* PROBLEM TO SOLVE
Print the complete set of entries exactly.

Saved data entries
[start]

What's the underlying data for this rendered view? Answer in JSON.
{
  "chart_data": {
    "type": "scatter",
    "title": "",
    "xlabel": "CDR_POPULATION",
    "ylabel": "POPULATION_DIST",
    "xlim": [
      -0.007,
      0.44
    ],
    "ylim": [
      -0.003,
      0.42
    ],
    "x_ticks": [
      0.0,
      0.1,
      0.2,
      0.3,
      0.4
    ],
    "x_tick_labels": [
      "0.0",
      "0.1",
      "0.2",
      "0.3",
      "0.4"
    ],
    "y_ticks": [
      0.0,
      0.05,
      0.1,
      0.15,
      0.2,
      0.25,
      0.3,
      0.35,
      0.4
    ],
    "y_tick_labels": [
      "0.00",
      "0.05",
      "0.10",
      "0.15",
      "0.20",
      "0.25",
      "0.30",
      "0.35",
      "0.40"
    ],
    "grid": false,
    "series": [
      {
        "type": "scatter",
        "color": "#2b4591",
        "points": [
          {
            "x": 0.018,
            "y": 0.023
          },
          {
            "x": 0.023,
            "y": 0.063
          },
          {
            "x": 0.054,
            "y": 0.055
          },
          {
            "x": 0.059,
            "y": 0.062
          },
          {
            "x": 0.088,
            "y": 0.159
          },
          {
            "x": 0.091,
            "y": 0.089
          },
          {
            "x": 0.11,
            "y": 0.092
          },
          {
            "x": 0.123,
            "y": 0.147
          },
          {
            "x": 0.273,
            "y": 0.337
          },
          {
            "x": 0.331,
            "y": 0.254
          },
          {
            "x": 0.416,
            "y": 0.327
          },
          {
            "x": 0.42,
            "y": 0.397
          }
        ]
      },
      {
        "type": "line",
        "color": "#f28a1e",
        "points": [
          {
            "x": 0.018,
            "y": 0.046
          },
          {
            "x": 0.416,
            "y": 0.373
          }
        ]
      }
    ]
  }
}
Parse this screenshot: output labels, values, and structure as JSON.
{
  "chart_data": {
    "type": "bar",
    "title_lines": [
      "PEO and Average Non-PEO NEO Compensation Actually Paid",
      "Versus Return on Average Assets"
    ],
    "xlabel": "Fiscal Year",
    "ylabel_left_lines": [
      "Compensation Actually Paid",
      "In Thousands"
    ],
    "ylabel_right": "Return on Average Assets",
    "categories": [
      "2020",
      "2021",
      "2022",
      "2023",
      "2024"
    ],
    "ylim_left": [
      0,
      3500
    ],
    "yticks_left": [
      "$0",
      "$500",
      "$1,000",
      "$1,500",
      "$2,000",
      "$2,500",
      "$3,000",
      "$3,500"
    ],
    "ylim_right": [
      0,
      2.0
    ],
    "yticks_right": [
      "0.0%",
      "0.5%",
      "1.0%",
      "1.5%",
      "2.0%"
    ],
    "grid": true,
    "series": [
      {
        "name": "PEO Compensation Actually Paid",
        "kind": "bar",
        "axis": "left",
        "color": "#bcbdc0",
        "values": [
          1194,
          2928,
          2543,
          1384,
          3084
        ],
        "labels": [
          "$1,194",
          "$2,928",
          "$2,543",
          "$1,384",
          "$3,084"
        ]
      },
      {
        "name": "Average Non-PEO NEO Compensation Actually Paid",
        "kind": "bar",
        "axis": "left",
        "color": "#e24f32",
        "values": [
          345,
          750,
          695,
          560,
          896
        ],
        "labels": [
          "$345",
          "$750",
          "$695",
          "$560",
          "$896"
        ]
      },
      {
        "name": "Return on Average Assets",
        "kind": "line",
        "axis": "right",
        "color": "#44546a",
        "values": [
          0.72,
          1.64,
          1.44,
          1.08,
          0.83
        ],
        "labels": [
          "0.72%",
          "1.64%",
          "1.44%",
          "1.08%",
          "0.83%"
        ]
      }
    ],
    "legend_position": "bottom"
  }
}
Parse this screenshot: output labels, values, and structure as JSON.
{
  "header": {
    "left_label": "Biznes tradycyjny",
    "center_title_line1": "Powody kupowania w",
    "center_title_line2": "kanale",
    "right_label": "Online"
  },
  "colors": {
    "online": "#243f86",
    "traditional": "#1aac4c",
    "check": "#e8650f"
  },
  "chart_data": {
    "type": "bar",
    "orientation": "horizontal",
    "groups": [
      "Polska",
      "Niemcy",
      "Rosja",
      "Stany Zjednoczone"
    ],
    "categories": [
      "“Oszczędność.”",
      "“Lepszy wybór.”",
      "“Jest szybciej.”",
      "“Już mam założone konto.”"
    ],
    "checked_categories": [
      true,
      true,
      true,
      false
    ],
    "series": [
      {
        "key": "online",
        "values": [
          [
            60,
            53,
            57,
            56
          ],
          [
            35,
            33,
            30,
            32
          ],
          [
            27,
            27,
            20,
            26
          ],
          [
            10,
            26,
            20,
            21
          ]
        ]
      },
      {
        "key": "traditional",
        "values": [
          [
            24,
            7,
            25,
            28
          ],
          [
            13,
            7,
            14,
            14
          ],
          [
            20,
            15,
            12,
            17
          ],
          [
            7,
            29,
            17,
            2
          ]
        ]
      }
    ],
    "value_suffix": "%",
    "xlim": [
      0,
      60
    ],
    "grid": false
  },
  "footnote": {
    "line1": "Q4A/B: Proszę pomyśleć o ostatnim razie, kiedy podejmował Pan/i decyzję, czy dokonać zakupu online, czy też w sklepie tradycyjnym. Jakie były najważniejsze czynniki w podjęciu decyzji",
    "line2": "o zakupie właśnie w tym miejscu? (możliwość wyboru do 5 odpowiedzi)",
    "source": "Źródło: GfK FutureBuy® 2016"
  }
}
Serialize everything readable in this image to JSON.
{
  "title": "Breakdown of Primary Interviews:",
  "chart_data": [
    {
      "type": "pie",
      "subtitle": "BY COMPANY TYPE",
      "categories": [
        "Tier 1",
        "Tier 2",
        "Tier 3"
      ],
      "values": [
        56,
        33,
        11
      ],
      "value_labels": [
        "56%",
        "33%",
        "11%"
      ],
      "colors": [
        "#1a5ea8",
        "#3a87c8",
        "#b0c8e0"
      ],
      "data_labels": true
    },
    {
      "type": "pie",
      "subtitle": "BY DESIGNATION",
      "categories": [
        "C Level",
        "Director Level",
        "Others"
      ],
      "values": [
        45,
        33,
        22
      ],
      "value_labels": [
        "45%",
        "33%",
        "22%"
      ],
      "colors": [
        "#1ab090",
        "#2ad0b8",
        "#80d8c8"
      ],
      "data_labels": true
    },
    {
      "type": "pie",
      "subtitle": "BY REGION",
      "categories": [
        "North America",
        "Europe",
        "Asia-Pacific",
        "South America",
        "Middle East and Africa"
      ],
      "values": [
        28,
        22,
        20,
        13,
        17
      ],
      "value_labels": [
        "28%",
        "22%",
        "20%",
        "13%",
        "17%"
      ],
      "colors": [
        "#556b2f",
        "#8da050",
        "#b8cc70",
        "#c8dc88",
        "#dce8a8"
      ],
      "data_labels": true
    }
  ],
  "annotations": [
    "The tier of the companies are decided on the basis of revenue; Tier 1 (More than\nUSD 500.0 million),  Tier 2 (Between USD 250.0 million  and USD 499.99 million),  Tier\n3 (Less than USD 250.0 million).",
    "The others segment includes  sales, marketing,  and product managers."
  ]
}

[end]

* RESULT
What's the underlying data for this rendered view? Answer in JSON.
{
  "chart_data": {
    "type": "scatter",
    "title": "",
    "xlabel": "CDR_POPULATION",
    "ylabel": "POPULATION_DIST",
    "xlim": [
      -0.007,
      0.44
    ],
    "ylim": [
      -0.003,
      0.42
    ],
    "x_ticks": [
      0.0,
      0.1,
      0.2,
      0.3,
      0.4
    ],
    "x_tick_labels": [
      "0.0",
      "0.1",
      "0.2",
      "0.3",
      "0.4"
    ],
    "y_ticks": [
      0.0,
      0.05,
      0.1,
      0.15,
      0.2,
      0.25,
      0.3,
      0.35,
      0.4
    ],
    "y_tick_labels": [
      "0.00",
      "0.05",
      "0.10",
      "0.15",
      "0.20",
      "0.25",
      "0.30",
      "0.35",
      "0.40"
    ],
    "grid": false,
    "series": [
      {
        "type": "scatter",
        "color": "#2b4591",
        "points": [
          {
            "x": 0.018,
            "y": 0.023
          },
          {
            "x": 0.023,
            "y": 0.063
          },
          {
            "x": 0.054,
            "y": 0.055
          },
          {
            "x": 0.059,
            "y": 0.062
          },
          {
            "x": 0.088,
            "y": 0.159
          },
          {
            "x": 0.091,
            "y": 0.089
          },
          {
            "x": 0.11,
            "y": 0.092
          },
          {
            "x": 0.123,
            "y": 0.147
          },
          {
            "x": 0.273,
            "y": 0.337
          },
          {
            "x": 0.331,
            "y": 0.254
          },
          {
            "x": 0.416,
            "y": 0.327
          },
          {
            "x": 0.42,
            "y": 0.397
          }
        ]
      },
      {
        "type": "line",
        "color": "#f28a1e",
        "points": [
          {
            "x": 0.018,
            "y": 0.046
          },
          {
            "x": 0.416,
            "y": 0.373
          }
        ]
      }
    ]
  }
}
Parse this screenshot: output labels, values, and structure as JSON.
{
  "chart_data": {
    "type": "bar",
    "title_lines": [
      "PEO and Average Non-PEO NEO Compensation Actually Paid",
      "Versus Return on Average Assets"
    ],
    "xlabel": "Fiscal Year",
    "ylabel_left_lines": [
      "Compensation Actually Paid",
      "In Thousands"
    ],
    "ylabel_right": "Return on Average Assets",
    "categories": [
      "2020",
      "2021",
      "2022",
      "2023",
      "2024"
    ],
    "ylim_left": [
      0,
      3500
    ],
    "yticks_left": [
      "$0",
      "$500",
      "$1,000",
      "$1,500",
      "$2,000",
      "$2,500",
      "$3,000",
      "$3,500"
    ],
    "ylim_right": [
      0,
      2.0
    ],
    "yticks_right": [
      "0.0%",
      "0.5%",
      "1.0%",
      "1.5%",
      "2.0%"
    ],
    "grid": true,
    "series": [
      {
        "name": "PEO Compensation Actually Paid",
        "kind": "bar",
        "axis": "left",
        "color": "#bcbdc0",
        "values": [
          1194,
          2928,
          2543,
          1384,
          3084
        ],
        "labels": [
          "$1,194",
          "$2,928",
          "$2,543",
          "$1,384",
          "$3,084"
        ]
      },
      {
        "name": "Average Non-PEO NEO Compensation Actually Paid",
        "kind": "bar",
        "axis": "left",
        "color": "#e24f32",
        "values": [
          345,
          750,
          695,
          560,
          896
        ],
        "labels": [
          "$345",
          "$750",
          "$695",
          "$560",
          "$896"
        ]
      },
      {
        "name": "Return on Average Assets",
        "kind": "line",
        "axis": "right",
        "color": "#44546a",
        "values": [
          0.72,
          1.64,
          1.44,
          1.08,
          0.83
        ],
        "labels": [
          "0.72%",
          "1.64%",
          "1.44%",
          "1.08%",
          "0.83%"
        ]
      }
    ],
    "legend_position": "bottom"
  }
}
Parse this screenshot: output labels, values, and structure as JSON.
{
  "header": {
    "left_label": "Biznes tradycyjny",
    "center_title_line1": "Powody kupowania w",
    "center_title_line2": "kanale",
    "right_label": "Online"
  },
  "colors": {
    "online": "#243f86",
    "traditional": "#1aac4c",
    "check": "#e8650f"
  },
  "chart_data": {
    "type": "bar",
    "orientation": "horizontal",
    "groups": [
      "Polska",
      "Niemcy",
      "Rosja",
      "Stany Zjednoczone"
    ],
    "categories": [
      "“Oszczędność.”",
      "“Lepszy wybór.”",
      "“Jest szybciej.”",
      "“Już mam założone konto.”"
    ],
    "checked_categories": [
      true,
      true,
      true,
      false
    ],
    "series": [
      {
        "key": "online",
        "values": [
          [
            60,
            53,
            57,
            56
          ],
          [
            35,
            33,
            30,
            32
          ],
          [
            27,
            27,
            20,
            26
          ],
          [
            10,
            26,
            20,
            21
          ]
        ]
      },
      {
        "key": "traditional",
        "values": [
          [
            24,
            7,
            25,
            28
          ],
          [
            13,
            7,
            14,
            14
          ],
          [
            20,
            15,
            12,
            17
          ],
          [
            7,
            29,
            17,
            2
          ]
        ]
      }
    ],
    "value_suffix": "%",
    "xlim": [
      0,
      60
    ],
    "grid": false
  },
  "footnote": {
    "line1": "Q4A/B: Proszę pomyśleć o ostatnim razie, kiedy podejmował Pan/i decyzję, czy dokonać zakupu online, czy też w sklepie tradycyjnym. Jakie były najważniejsze czynniki w podjęciu decyzji",
    "line2": "o zakupie właśnie w tym miejscu? (możliwość wyboru do 5 odpowiedzi)",
    "source": "Źródło: GfK FutureBuy® 2016"
  }
}
Serialize everything readable in this image to JSON.
{
  "title": "Breakdown of Primary Interviews:",
  "chart_data": [
    {
      "type": "pie",
      "subtitle": "BY COMPANY TYPE",
      "categories": [
        "Tier 1",
        "Tier 2",
        "Tier 3"
      ],
      "values": [
        56,
        33,
        11
      ],
      "value_labels": [
        "56%",
        "33%",
        "11%"
      ],
      "colors": [
        "#1a5ea8",
        "#3a87c8",
        "#b0c8e0"
      ],
      "data_labels": true
    },
    {
      "type": "pie",
      "subtitle": "BY DESIGNATION",
      "categories": [
        "C Level",
        "Director Level",
        "Others"
      ],
      "values": [
        45,
        33,
        22
      ],
      "value_labels": [
        "45%",
        "33%",
        "22%"
      ],
      "colors": [
        "#1ab090",
        "#2ad0b8",
        "#80d8c8"
      ],
      "data_labels": true
    },
    {
      "type": "pie",
      "subtitle": "BY REGION",
      "categories": [
        "North America",
        "Europe",
        "Asia-Pacific",
        "South America",
        "Middle East and Africa"
      ],
      "values": [
        28,
        22,
        20,
        13,
        17
      ],
      "value_labels": [
        "28%",
        "22%",
        "20%",
        "13%",
        "17%"
      ],
      "colors": [
        "#556b2f",
        "#8da050",
        "#b8cc70",
        "#c8dc88",
        "#dce8a8"
      ],
      "data_labels": true
    }
  ],
  "annotations": [
    "The tier of the companies are decided on the basis of revenue; Tier 1 (More than\nUSD 500.0 million),  Tier 2 (Between USD 250.0 million  and USD 499.99 million),  Tier\n3 (Less than USD 250.0 million).",
    "The others segment includes  sales, marketing,  and product managers."
  ]
}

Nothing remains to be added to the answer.